- _Problem to solve_:
Copy every line of the records below that holds the word "Land".
BEGIN Records
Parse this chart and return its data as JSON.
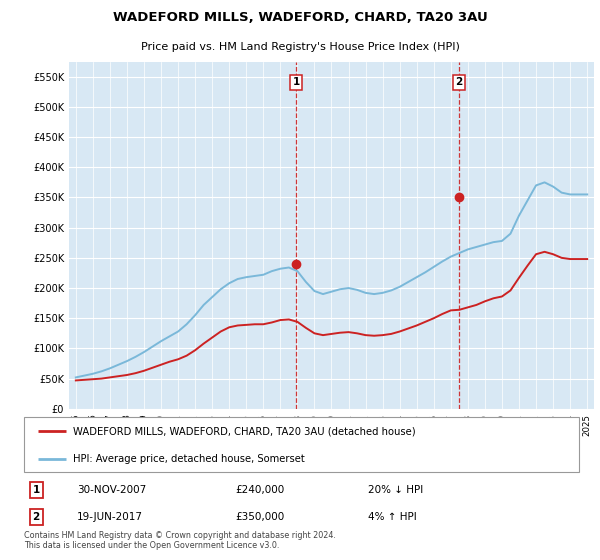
{
  "title": "WADEFORD MILLS, WADEFORD, CHARD, TA20 3AU",
  "subtitle": "Price paid vs. HM Land Registry's House Price Index (HPI)",
  "legend_line1": "WADEFORD MILLS, WADEFORD, CHARD, TA20 3AU (detached house)",
  "legend_line2": "HPI: Average price, detached house, Somerset",
  "sale1_date": "30-NOV-2007",
  "sale1_price": 240000,
  "sale1_label": "20% ↓ HPI",
  "sale2_date": "19-JUN-2017",
  "sale2_price": 350000,
  "sale2_label": "4% ↑ HPI",
  "footnote": "Contains HM Land Registry data © Crown copyright and database right 2024.\nThis data is licensed under the Open Government Licence v3.0.",
  "ylim": [
    0,
    575000
  ],
  "yticks": [
    0,
    50000,
    100000,
    150000,
    200000,
    250000,
    300000,
    350000,
    400000,
    450000,
    500000,
    550000
  ],
  "ytick_labels": [
    "£0",
    "£50K",
    "£100K",
    "£150K",
    "£200K",
    "£250K",
    "£300K",
    "£350K",
    "£400K",
    "£450K",
    "£500K",
    "£550K"
  ],
  "hpi_color": "#7ab8d9",
  "price_color": "#cc2222",
  "bg_color": "#d8e8f4",
  "vline_color": "#cc2222",
  "sale1_year": 2007.92,
  "sale2_year": 2017.47,
  "hpi_years": [
    1995.0,
    1995.5,
    1996.0,
    1996.5,
    1997.0,
    1997.5,
    1998.0,
    1998.5,
    1999.0,
    1999.5,
    2000.0,
    2000.5,
    2001.0,
    2001.5,
    2002.0,
    2002.5,
    2003.0,
    2003.5,
    2004.0,
    2004.5,
    2005.0,
    2005.5,
    2006.0,
    2006.5,
    2007.0,
    2007.5,
    2008.0,
    2008.5,
    2009.0,
    2009.5,
    2010.0,
    2010.5,
    2011.0,
    2011.5,
    2012.0,
    2012.5,
    2013.0,
    2013.5,
    2014.0,
    2014.5,
    2015.0,
    2015.5,
    2016.0,
    2016.5,
    2017.0,
    2017.5,
    2018.0,
    2018.5,
    2019.0,
    2019.5,
    2020.0,
    2020.5,
    2021.0,
    2021.5,
    2022.0,
    2022.5,
    2023.0,
    2023.5,
    2024.0,
    2024.5,
    2025.0
  ],
  "hpi_values": [
    52000,
    55000,
    58000,
    62000,
    67000,
    73000,
    79000,
    86000,
    94000,
    103000,
    112000,
    120000,
    128000,
    140000,
    155000,
    172000,
    185000,
    198000,
    208000,
    215000,
    218000,
    220000,
    222000,
    228000,
    232000,
    234000,
    228000,
    210000,
    195000,
    190000,
    194000,
    198000,
    200000,
    197000,
    192000,
    190000,
    192000,
    196000,
    202000,
    210000,
    218000,
    226000,
    235000,
    244000,
    252000,
    258000,
    264000,
    268000,
    272000,
    276000,
    278000,
    290000,
    320000,
    345000,
    370000,
    375000,
    368000,
    358000,
    355000,
    355000,
    355000
  ],
  "price_years": [
    1995.0,
    1995.5,
    1996.0,
    1996.5,
    1997.0,
    1997.5,
    1998.0,
    1998.5,
    1999.0,
    1999.5,
    2000.0,
    2000.5,
    2001.0,
    2001.5,
    2002.0,
    2002.5,
    2003.0,
    2003.5,
    2004.0,
    2004.5,
    2005.0,
    2005.5,
    2006.0,
    2006.5,
    2007.0,
    2007.5,
    2008.0,
    2008.5,
    2009.0,
    2009.5,
    2010.0,
    2010.5,
    2011.0,
    2011.5,
    2012.0,
    2012.5,
    2013.0,
    2013.5,
    2014.0,
    2014.5,
    2015.0,
    2015.5,
    2016.0,
    2016.5,
    2017.0,
    2017.5,
    2018.0,
    2018.5,
    2019.0,
    2019.5,
    2020.0,
    2020.5,
    2021.0,
    2021.5,
    2022.0,
    2022.5,
    2023.0,
    2023.5,
    2024.0,
    2024.5,
    2025.0
  ],
  "price_values": [
    47000,
    48000,
    49000,
    50000,
    52000,
    54000,
    56000,
    59000,
    63000,
    68000,
    73000,
    78000,
    82000,
    88000,
    97000,
    108000,
    118000,
    128000,
    135000,
    138000,
    139000,
    140000,
    140000,
    143000,
    147000,
    148000,
    144000,
    134000,
    125000,
    122000,
    124000,
    126000,
    127000,
    125000,
    122000,
    121000,
    122000,
    124000,
    128000,
    133000,
    138000,
    144000,
    150000,
    157000,
    163000,
    164000,
    168000,
    172000,
    178000,
    183000,
    186000,
    196000,
    217000,
    237000,
    256000,
    260000,
    256000,
    250000,
    248000,
    248000,
    248000
  ]
}
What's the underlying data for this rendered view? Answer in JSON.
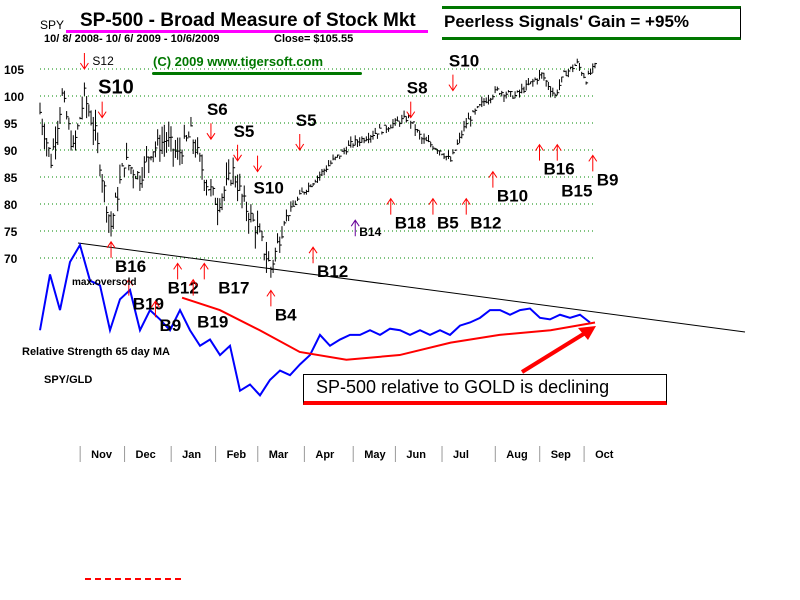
{
  "header": {
    "ticker": "SPY",
    "title": "SP-500 - Broad Measure of Stock Mkt",
    "date_range": "10/ 8/ 2008- 10/ 6/ 2009 - 10/6/2009",
    "close": "Close= $105.55",
    "copyright": "(C) 2009  www.tigersoft.com",
    "gain_box": "Peerless Signals' Gain = +95%"
  },
  "annotations": {
    "max_oversold": "max.oversold",
    "rs_label": "Relative Strength 65 day MA",
    "pair_label": "SPY/GLD",
    "callout": "SP-500 relative to GOLD is declining"
  },
  "colors": {
    "title_underline": "#ff00ff",
    "green": "#007700",
    "buy": "#ff0000",
    "sell": "#ff0000",
    "rs_line": "#0000ff",
    "ma_line": "#ff0000",
    "purple": "#660099"
  },
  "chart_data": {
    "type": "line",
    "title": "SP-500 - Broad Measure of Stock Mkt",
    "ylabel": "SPY",
    "ylim": [
      65,
      107
    ],
    "yticks": [
      "105",
      "100",
      "95",
      "90",
      "85",
      "80",
      "75",
      "70"
    ],
    "ytick_values": [
      105,
      100,
      95,
      90,
      85,
      80,
      75,
      70
    ],
    "months": [
      "Nov",
      "Dec",
      "Jan",
      "Feb",
      "Mar",
      "Apr",
      "May",
      "Jun",
      "Jul",
      "Aug",
      "Sep",
      "Oct"
    ],
    "month_day_index": [
      28,
      48,
      69,
      89,
      108,
      129,
      151,
      170,
      191,
      215,
      235,
      255
    ],
    "price_anchors": [
      [
        0,
        97
      ],
      [
        5,
        88
      ],
      [
        10,
        100
      ],
      [
        15,
        90
      ],
      [
        20,
        100
      ],
      [
        25,
        93
      ],
      [
        30,
        80
      ],
      [
        32,
        76
      ],
      [
        38,
        88
      ],
      [
        45,
        85
      ],
      [
        50,
        90
      ],
      [
        57,
        92
      ],
      [
        62,
        89
      ],
      [
        68,
        93
      ],
      [
        75,
        84
      ],
      [
        80,
        80
      ],
      [
        87,
        86
      ],
      [
        92,
        80
      ],
      [
        98,
        75
      ],
      [
        104,
        68
      ],
      [
        110,
        77
      ],
      [
        118,
        82
      ],
      [
        125,
        85
      ],
      [
        132,
        88
      ],
      [
        140,
        91
      ],
      [
        150,
        93
      ],
      [
        160,
        95
      ],
      [
        166,
        96
      ],
      [
        172,
        92
      ],
      [
        180,
        90
      ],
      [
        185,
        88
      ],
      [
        192,
        95
      ],
      [
        200,
        99
      ],
      [
        206,
        101
      ],
      [
        214,
        100
      ],
      [
        220,
        102
      ],
      [
        226,
        104
      ],
      [
        232,
        100
      ],
      [
        236,
        104
      ],
      [
        242,
        106
      ],
      [
        246,
        103
      ],
      [
        250,
        105.5
      ]
    ],
    "rs_values": [
      45,
      81,
      58,
      89,
      100,
      77,
      74,
      45,
      65,
      71,
      45,
      58,
      52,
      45,
      58,
      45,
      35,
      39,
      29,
      35,
      6,
      10,
      3,
      13,
      19,
      16,
      23,
      29,
      42,
      35,
      39,
      42,
      42,
      45,
      42,
      46,
      45,
      42,
      45,
      42,
      45,
      42,
      48,
      50,
      53,
      58,
      58,
      55,
      58,
      59,
      53,
      52,
      55,
      53,
      55,
      50
    ],
    "rs_ma_values": [
      [
        64,
        66
      ],
      [
        81,
        58
      ],
      [
        99,
        45
      ],
      [
        117,
        31
      ],
      [
        138,
        26
      ],
      [
        162,
        29
      ],
      [
        185,
        37
      ],
      [
        207,
        42
      ],
      [
        230,
        45
      ],
      [
        250,
        50
      ]
    ],
    "signals": [
      {
        "label": "S12",
        "type": "sell",
        "day": 20,
        "price": 105,
        "size": "small"
      },
      {
        "label": "S10",
        "type": "sell",
        "day": 28,
        "price": 96,
        "size": "big"
      },
      {
        "label": "S6",
        "type": "sell",
        "day": 77,
        "price": 92,
        "size": "med"
      },
      {
        "label": "S5",
        "type": "sell",
        "day": 89,
        "price": 88,
        "size": "med"
      },
      {
        "label": "S10",
        "type": "sell",
        "day": 98,
        "price": 86,
        "size": "med"
      },
      {
        "label": "S5",
        "type": "sell",
        "day": 117,
        "price": 90,
        "size": "med"
      },
      {
        "label": "S8",
        "type": "sell",
        "day": 167,
        "price": 96,
        "size": "med"
      },
      {
        "label": "S10",
        "type": "sell",
        "day": 186,
        "price": 101,
        "size": "med"
      },
      {
        "label": "B16",
        "type": "buy",
        "day": 32,
        "price": 73,
        "size": "med"
      },
      {
        "label": "B19",
        "type": "buy",
        "day": 40,
        "price": 66,
        "size": "med"
      },
      {
        "label": "B9",
        "type": "buy",
        "day": 52,
        "price": 62,
        "size": "med"
      },
      {
        "label": "B12",
        "type": "buy",
        "day": 62,
        "price": 69,
        "size": "med"
      },
      {
        "label": "B17",
        "type": "buy",
        "day": 74,
        "price": 69,
        "size": "med"
      },
      {
        "label": "B19",
        "type": "buy",
        "day": 69,
        "price": 66,
        "size": "med"
      },
      {
        "label": "B4",
        "type": "buy",
        "day": 104,
        "price": 64,
        "size": "med"
      },
      {
        "label": "B12",
        "type": "buy",
        "day": 123,
        "price": 72,
        "size": "med"
      },
      {
        "label": "B14",
        "type": "buy",
        "day": 142,
        "price": 77,
        "size": "small",
        "purple": true
      },
      {
        "label": "B18",
        "type": "buy",
        "day": 158,
        "price": 81,
        "size": "med"
      },
      {
        "label": "B5",
        "type": "buy",
        "day": 177,
        "price": 81,
        "size": "med"
      },
      {
        "label": "B12",
        "type": "buy",
        "day": 192,
        "price": 81,
        "size": "med"
      },
      {
        "label": "B10",
        "type": "buy",
        "day": 204,
        "price": 86,
        "size": "med"
      },
      {
        "label": "B16",
        "type": "buy",
        "day": 225,
        "price": 91,
        "size": "med"
      },
      {
        "label": "B15",
        "type": "buy",
        "day": 233,
        "price": 91,
        "size": "med"
      },
      {
        "label": "B9",
        "type": "buy",
        "day": 249,
        "price": 89,
        "size": "med"
      }
    ]
  }
}
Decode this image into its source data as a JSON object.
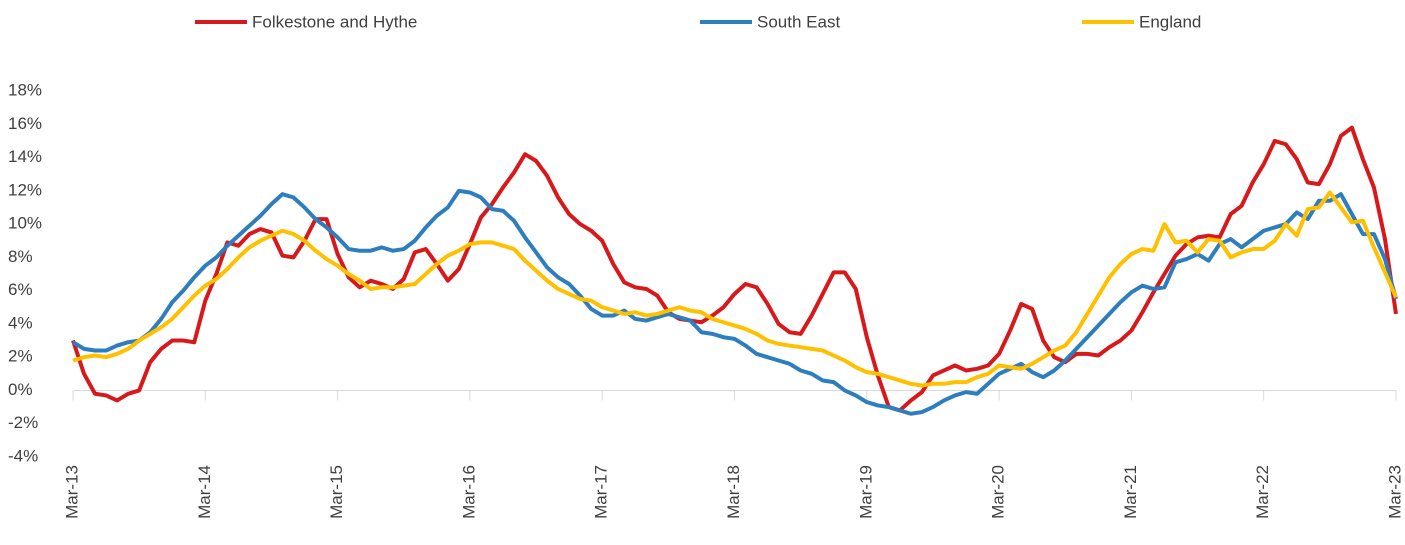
END Records
- _The solution_:
  "subtitle": "Price paid vs. HM Land Registry's House Price Index (HPI)",
  "footnote": "Contains HM Land Registry data © Crown copyright and database right 2024.\nThis data is licensed under the Open Government Licence v3.0.",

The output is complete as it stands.